Extracted material >>
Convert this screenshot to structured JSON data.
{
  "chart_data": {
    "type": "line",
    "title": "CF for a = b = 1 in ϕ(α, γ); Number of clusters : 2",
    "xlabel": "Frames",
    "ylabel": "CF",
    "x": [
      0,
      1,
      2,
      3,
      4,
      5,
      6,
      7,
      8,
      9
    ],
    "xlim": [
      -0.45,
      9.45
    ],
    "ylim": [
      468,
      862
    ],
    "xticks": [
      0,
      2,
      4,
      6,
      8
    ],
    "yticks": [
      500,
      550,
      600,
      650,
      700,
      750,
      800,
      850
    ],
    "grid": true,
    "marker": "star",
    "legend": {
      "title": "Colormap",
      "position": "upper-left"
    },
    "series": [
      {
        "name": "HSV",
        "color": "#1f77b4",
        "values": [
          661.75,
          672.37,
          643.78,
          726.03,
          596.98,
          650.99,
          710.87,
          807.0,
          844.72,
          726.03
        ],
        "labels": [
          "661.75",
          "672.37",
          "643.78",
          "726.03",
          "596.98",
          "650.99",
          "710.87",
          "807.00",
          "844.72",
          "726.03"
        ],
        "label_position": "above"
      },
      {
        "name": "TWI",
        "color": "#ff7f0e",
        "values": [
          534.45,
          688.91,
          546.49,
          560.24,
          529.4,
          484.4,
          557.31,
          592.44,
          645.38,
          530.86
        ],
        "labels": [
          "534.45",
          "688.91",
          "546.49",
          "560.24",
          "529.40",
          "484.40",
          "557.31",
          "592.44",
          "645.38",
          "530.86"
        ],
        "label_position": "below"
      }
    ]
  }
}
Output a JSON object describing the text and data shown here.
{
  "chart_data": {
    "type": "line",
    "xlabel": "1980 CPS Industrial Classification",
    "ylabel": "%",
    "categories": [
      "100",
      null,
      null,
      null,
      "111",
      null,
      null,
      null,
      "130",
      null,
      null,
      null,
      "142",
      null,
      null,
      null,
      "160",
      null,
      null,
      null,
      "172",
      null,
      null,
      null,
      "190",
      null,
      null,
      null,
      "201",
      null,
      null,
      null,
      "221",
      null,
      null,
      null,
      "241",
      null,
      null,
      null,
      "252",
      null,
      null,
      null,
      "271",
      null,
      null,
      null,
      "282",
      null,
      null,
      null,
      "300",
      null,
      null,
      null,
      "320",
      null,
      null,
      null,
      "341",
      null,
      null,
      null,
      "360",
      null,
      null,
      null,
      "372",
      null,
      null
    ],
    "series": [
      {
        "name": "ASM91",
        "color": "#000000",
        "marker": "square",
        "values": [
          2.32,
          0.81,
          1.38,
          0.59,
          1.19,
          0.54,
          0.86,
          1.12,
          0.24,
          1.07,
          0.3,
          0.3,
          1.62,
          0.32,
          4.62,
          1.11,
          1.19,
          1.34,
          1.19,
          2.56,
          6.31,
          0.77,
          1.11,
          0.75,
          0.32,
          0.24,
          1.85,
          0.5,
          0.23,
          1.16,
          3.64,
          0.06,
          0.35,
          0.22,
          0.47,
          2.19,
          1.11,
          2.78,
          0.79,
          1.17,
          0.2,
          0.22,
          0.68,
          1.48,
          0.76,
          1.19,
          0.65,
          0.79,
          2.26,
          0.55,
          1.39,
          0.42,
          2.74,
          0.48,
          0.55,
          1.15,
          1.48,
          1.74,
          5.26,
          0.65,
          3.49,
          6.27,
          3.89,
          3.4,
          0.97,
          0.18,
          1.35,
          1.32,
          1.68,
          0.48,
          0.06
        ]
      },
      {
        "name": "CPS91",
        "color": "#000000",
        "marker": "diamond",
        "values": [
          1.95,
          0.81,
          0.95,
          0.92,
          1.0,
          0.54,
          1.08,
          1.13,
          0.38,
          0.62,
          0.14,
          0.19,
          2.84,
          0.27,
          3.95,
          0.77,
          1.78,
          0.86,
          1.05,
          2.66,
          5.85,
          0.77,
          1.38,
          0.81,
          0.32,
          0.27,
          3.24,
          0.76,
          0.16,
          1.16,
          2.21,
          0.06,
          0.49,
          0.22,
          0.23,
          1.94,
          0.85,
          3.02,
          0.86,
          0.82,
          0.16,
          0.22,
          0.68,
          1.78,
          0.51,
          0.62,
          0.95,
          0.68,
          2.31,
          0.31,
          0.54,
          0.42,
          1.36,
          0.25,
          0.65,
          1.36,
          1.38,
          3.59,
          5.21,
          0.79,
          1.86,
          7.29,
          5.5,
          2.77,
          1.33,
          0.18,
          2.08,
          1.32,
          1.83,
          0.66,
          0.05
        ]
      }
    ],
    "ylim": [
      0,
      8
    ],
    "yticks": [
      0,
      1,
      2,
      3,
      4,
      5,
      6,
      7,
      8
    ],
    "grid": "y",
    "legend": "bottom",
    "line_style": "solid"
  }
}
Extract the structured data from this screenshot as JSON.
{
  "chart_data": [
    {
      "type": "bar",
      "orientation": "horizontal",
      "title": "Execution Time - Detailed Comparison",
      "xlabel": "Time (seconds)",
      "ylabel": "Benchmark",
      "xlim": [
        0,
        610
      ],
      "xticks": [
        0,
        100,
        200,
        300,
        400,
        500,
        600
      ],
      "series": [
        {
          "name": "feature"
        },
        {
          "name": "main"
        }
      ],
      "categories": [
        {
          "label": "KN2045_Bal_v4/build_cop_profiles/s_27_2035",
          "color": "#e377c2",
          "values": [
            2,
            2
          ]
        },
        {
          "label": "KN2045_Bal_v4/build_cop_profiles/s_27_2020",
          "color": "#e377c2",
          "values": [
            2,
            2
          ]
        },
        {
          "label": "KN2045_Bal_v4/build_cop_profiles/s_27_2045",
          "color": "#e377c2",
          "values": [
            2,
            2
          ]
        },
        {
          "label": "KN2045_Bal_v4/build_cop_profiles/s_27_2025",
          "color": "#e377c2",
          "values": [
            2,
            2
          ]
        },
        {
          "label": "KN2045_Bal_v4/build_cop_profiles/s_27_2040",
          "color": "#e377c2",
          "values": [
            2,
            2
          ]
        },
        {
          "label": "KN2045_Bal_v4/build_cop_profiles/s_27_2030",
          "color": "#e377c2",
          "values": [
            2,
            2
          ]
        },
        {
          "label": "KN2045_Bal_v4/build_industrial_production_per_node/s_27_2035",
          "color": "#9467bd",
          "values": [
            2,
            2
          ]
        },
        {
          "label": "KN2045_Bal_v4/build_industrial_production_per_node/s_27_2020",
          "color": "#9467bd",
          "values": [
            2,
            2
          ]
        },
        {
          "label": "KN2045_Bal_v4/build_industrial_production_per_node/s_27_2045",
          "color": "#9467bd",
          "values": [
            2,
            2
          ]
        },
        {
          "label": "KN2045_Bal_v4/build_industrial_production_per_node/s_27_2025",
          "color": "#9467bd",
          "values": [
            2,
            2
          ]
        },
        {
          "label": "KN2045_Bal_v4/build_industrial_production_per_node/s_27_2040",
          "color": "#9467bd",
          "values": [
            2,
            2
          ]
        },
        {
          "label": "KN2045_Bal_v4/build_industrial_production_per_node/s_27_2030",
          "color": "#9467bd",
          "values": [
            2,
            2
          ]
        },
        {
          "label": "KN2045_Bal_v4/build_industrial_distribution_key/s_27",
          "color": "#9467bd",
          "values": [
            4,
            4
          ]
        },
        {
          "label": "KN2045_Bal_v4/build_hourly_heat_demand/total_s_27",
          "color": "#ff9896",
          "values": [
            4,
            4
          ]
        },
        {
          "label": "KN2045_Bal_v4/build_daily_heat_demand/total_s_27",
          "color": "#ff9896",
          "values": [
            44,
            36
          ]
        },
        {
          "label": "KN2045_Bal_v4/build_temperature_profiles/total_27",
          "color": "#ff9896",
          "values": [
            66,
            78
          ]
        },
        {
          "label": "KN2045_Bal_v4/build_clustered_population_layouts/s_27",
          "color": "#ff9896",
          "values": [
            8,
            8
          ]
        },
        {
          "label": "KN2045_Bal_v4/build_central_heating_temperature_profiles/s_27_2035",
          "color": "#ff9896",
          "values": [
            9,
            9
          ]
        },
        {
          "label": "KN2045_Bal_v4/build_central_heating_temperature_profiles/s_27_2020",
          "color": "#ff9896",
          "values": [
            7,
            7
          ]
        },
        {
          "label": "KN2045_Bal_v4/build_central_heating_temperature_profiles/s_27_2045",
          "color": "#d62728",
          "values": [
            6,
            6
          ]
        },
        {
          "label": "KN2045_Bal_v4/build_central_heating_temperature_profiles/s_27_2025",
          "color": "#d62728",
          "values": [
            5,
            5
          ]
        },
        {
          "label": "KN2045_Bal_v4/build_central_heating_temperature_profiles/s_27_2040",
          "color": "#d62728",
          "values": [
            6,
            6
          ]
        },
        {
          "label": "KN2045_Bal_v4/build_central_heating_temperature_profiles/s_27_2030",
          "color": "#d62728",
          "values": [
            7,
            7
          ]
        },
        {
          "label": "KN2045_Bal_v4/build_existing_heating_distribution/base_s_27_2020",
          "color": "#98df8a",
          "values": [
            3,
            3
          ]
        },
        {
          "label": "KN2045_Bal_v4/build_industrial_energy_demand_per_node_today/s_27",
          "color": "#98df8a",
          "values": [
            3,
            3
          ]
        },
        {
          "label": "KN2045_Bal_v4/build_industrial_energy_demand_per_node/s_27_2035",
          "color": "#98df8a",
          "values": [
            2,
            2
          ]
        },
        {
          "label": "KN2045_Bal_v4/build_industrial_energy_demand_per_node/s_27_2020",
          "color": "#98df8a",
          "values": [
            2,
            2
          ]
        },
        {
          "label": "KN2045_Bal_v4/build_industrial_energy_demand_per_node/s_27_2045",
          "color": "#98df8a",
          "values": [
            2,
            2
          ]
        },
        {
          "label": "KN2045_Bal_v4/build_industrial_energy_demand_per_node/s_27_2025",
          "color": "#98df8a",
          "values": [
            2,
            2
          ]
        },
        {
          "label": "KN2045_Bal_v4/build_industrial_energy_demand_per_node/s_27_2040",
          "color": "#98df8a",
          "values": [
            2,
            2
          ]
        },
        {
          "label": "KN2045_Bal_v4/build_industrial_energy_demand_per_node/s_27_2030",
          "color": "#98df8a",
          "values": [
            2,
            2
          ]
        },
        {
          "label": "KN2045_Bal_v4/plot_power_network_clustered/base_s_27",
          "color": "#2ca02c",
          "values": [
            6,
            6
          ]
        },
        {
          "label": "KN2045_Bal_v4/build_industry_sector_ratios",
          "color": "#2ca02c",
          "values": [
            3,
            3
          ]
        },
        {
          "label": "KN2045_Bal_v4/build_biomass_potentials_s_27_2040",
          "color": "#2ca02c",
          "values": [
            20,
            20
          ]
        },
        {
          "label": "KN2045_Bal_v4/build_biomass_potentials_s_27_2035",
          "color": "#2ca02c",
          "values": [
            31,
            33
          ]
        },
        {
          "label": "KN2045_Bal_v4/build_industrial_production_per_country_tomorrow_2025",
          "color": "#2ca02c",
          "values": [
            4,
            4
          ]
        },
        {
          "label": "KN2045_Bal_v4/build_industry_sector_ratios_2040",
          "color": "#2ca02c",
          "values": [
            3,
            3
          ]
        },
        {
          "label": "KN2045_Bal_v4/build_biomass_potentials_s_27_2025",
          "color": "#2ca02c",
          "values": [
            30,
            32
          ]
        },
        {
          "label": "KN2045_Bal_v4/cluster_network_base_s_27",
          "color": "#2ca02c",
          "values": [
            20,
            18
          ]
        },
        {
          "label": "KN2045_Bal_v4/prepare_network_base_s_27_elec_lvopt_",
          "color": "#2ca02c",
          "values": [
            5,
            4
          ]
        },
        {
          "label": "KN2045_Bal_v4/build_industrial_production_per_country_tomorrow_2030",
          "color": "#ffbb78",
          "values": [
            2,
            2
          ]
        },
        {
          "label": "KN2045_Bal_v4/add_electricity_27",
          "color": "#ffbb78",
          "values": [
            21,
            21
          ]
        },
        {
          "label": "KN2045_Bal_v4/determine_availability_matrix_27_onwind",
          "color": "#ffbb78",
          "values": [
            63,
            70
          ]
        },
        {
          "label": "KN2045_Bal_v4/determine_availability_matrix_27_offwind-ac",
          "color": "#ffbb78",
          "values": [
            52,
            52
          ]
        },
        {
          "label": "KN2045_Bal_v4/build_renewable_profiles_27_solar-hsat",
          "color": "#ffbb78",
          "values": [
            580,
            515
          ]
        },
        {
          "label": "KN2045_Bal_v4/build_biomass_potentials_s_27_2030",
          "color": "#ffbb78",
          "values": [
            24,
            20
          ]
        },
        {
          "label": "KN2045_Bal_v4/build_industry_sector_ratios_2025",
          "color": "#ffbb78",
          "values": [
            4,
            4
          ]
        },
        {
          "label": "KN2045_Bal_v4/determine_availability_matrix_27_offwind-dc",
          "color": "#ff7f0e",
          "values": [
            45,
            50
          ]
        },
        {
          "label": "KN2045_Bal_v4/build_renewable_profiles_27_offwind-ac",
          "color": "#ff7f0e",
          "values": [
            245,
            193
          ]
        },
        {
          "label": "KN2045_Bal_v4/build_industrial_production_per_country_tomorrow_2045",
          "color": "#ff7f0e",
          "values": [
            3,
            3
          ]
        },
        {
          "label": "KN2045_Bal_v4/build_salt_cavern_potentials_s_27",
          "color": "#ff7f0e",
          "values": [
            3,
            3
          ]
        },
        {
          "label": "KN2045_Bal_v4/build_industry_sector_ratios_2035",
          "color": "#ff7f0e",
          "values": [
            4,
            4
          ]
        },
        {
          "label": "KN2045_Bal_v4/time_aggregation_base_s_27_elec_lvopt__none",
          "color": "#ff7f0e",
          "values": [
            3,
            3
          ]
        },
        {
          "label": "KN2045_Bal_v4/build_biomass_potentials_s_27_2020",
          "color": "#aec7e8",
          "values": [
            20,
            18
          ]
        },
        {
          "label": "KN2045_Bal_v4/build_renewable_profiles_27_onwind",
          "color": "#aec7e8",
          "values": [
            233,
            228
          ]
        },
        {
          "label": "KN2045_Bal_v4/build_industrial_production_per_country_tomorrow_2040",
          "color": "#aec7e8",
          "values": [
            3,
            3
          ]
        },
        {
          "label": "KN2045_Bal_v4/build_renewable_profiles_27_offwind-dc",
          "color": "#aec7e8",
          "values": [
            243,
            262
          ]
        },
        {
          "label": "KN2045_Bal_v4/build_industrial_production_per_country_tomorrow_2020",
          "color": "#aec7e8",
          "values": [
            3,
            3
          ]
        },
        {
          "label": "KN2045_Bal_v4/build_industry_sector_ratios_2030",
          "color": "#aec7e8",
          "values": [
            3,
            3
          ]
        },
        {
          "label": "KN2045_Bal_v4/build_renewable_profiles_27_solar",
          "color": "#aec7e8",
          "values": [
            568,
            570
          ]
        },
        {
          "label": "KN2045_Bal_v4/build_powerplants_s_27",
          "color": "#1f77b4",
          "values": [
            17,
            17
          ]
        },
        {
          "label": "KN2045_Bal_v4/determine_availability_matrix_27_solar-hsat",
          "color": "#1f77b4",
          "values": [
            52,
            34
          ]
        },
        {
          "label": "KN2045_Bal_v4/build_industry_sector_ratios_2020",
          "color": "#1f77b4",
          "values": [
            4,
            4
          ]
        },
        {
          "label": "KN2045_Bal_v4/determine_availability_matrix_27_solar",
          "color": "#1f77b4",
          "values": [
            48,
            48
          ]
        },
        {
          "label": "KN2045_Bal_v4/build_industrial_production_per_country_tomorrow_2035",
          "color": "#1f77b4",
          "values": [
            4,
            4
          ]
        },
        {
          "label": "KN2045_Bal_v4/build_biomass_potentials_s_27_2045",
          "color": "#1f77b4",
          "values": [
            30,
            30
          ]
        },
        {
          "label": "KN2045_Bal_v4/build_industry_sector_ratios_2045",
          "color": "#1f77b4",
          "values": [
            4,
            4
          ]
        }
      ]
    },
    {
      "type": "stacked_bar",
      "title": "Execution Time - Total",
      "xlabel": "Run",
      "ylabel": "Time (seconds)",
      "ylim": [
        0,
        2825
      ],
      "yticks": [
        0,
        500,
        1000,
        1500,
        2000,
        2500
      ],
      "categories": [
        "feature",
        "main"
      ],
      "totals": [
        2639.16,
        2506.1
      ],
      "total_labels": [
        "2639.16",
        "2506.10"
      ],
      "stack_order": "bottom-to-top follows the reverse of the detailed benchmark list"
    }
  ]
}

The exercise >> Give the number of lines in the records that contain the string "Execution", with no other output.

Response >> 2